Aim:
Every record below is to be retyped exactly.

Given data:
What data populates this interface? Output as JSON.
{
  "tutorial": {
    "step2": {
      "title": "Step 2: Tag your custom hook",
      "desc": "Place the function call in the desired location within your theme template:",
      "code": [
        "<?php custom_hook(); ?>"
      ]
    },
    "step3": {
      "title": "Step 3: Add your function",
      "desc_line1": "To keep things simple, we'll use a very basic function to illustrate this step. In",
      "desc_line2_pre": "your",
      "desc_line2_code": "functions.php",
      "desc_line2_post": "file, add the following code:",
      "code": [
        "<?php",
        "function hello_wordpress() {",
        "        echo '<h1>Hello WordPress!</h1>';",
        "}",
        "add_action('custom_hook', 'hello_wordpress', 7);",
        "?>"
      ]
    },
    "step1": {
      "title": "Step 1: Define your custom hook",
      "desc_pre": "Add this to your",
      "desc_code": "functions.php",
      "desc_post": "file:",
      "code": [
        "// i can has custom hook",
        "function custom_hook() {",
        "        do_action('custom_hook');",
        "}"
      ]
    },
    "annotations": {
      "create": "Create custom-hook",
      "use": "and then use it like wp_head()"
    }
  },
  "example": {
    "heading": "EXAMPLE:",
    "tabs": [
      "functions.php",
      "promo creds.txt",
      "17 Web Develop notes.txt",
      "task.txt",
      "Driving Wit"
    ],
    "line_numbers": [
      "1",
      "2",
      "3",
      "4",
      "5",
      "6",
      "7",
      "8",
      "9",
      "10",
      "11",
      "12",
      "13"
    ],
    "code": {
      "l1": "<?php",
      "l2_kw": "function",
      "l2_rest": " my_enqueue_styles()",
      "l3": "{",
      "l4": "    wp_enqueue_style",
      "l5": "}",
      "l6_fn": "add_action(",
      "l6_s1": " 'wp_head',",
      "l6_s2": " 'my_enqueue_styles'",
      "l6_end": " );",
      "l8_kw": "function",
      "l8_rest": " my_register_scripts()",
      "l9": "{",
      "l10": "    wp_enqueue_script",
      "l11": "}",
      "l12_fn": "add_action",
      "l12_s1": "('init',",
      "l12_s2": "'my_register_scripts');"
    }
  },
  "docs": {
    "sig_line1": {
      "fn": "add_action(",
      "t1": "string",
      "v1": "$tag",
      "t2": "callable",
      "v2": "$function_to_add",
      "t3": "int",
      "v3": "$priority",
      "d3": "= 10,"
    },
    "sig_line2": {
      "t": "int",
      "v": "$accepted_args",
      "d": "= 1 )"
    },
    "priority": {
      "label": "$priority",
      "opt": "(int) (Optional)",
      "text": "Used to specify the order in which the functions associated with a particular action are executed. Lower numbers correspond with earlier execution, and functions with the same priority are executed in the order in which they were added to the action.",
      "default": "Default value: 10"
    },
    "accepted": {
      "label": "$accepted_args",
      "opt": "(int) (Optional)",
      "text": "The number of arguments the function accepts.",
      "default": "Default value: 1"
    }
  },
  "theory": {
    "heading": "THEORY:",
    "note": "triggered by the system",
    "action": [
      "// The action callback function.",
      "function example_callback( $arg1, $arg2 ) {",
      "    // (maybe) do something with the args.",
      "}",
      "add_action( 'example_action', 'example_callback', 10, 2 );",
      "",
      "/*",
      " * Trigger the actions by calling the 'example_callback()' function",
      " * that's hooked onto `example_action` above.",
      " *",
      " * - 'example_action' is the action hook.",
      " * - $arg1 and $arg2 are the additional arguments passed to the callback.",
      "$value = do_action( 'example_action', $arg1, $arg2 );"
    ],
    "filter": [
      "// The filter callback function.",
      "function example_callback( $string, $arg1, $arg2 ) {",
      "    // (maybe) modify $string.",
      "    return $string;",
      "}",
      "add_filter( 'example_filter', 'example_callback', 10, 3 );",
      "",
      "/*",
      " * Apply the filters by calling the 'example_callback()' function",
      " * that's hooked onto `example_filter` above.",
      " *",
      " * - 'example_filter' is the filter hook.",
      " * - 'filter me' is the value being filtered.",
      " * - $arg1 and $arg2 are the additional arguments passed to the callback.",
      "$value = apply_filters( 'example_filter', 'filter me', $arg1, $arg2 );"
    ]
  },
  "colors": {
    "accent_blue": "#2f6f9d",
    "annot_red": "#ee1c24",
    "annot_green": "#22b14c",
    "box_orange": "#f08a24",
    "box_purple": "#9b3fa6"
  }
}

Task solution:
What data populates this interface? Output as JSON.
{
  "tutorial": {
    "step2": {
      "title": "Step 2: Tag your custom hook",
      "desc": "Place the function call in the desired location within your theme template:",
      "code": [
        "<?php custom_hook(); ?>"
      ]
    },
    "step3": {
      "title": "Step 3: Add your function",
      "desc_line1": "To keep things simple, we'll use a very basic function to illustrate this step. In",
      "desc_line2_pre": "your",
      "desc_line2_code": "functions.php",
      "desc_line2_post": "file, add the following code:",
      "code": [
        "<?php",
        "function hello_wordpress() {",
        "        echo '<h1>Hello WordPress!</h1>';",
        "}",
        "add_action('custom_hook', 'hello_wordpress', 7);",
        "?>"
      ]
    },
    "step1": {
      "title": "Step 1: Define your custom hook",
      "desc_pre": "Add this to your",
      "desc_code": "functions.php",
      "desc_post": "file:",
      "code": [
        "// i can has custom hook",
        "function custom_hook() {",
        "        do_action('custom_hook');",
        "}"
      ]
    },
    "annotations": {
      "create": "Create custom-hook",
      "use": "and then use it like wp_head()"
    }
  },
  "example": {
    "heading": "EXAMPLE:",
    "tabs": [
      "functions.php",
      "promo creds.txt",
      "17 Web Develop notes.txt",
      "task.txt",
      "Driving Wit"
    ],
    "line_numbers": [
      "1",
      "2",
      "3",
      "4",
      "5",
      "6",
      "7",
      "8",
      "9",
      "10",
      "11",
      "12",
      "13"
    ],
    "code": {
      "l1": "<?php",
      "l2_kw": "function",
      "l2_rest": " my_enqueue_styles()",
      "l3": "{",
      "l4": "    wp_enqueue_style",
      "l5": "}",
      "l6_fn": "add_action(",
      "l6_s1": " 'wp_head',",
      "l6_s2": " 'my_enqueue_styles'",
      "l6_end": " );",
      "l8_kw": "function",
      "l8_rest": " my_register_scripts()",
      "l9": "{",
      "l10": "    wp_enqueue_script",
      "l11": "}",
      "l12_fn": "add_action",
      "l12_s1": "('init',",
      "l12_s2": "'my_register_scripts');"
    }
  },
  "docs": {
    "sig_line1": {
      "fn": "add_action(",
      "t1": "string",
      "v1": "$tag",
      "t2": "callable",
      "v2": "$function_to_add",
      "t3": "int",
      "v3": "$priority",
      "d3": "= 10,"
    },
    "sig_line2": {
      "t": "int",
      "v": "$accepted_args",
      "d": "= 1 )"
    },
    "priority": {
      "label": "$priority",
      "opt": "(int) (Optional)",
      "text": "Used to specify the order in which the functions associated with a particular action are executed. Lower numbers correspond with earlier execution, and functions with the same priority are executed in the order in which they were added to the action.",
      "default": "Default value: 10"
    },
    "accepted": {
      "label": "$accepted_args",
      "opt": "(int) (Optional)",
      "text": "The number of arguments the function accepts.",
      "default": "Default value: 1"
    }
  },
  "theory": {
    "heading": "THEORY:",
    "note": "triggered by the system",
    "action": [
      "// The action callback function.",
      "function example_callback( $arg1, $arg2 ) {",
      "    // (maybe) do something with the args.",
      "}",
      "add_action( 'example_action', 'example_callback', 10, 2 );",
      "",
      "/*",
      " * Trigger the actions by calling the 'example_callback()' function",
      " * that's hooked onto `example_action` above.",
      " *",
      " * - 'example_action' is the action hook.",
      " * - $arg1 and $arg2 are the additional arguments passed to the callback.",
      "$value = do_action( 'example_action', $arg1, $arg2 );"
    ],
    "filter": [
      "// The filter callback function.",
      "function example_callback( $string, $arg1, $arg2 ) {",
      "    // (maybe) modify $string.",
      "    return $string;",
      "}",
      "add_filter( 'example_filter', 'example_callback', 10, 3 );",
      "",
      "/*",
      " * Apply the filters by calling the 'example_callback()' function",
      " * that's hooked onto `example_filter` above.",
      " *",
      " * - 'example_filter' is the filter hook.",
      " * - 'filter me' is the value being filtered.",
      " * - $arg1 and $arg2 are the additional arguments passed to the callback.",
      "$value = apply_filters( 'example_filter', 'filter me', $arg1, $arg2 );"
    ]
  },
  "colors": {
    "accent_blue": "#2f6f9d",
    "annot_red": "#ee1c24",
    "annot_green": "#22b14c",
    "box_orange": "#f08a24",
    "box_purple": "#9b3fa6"
  }
}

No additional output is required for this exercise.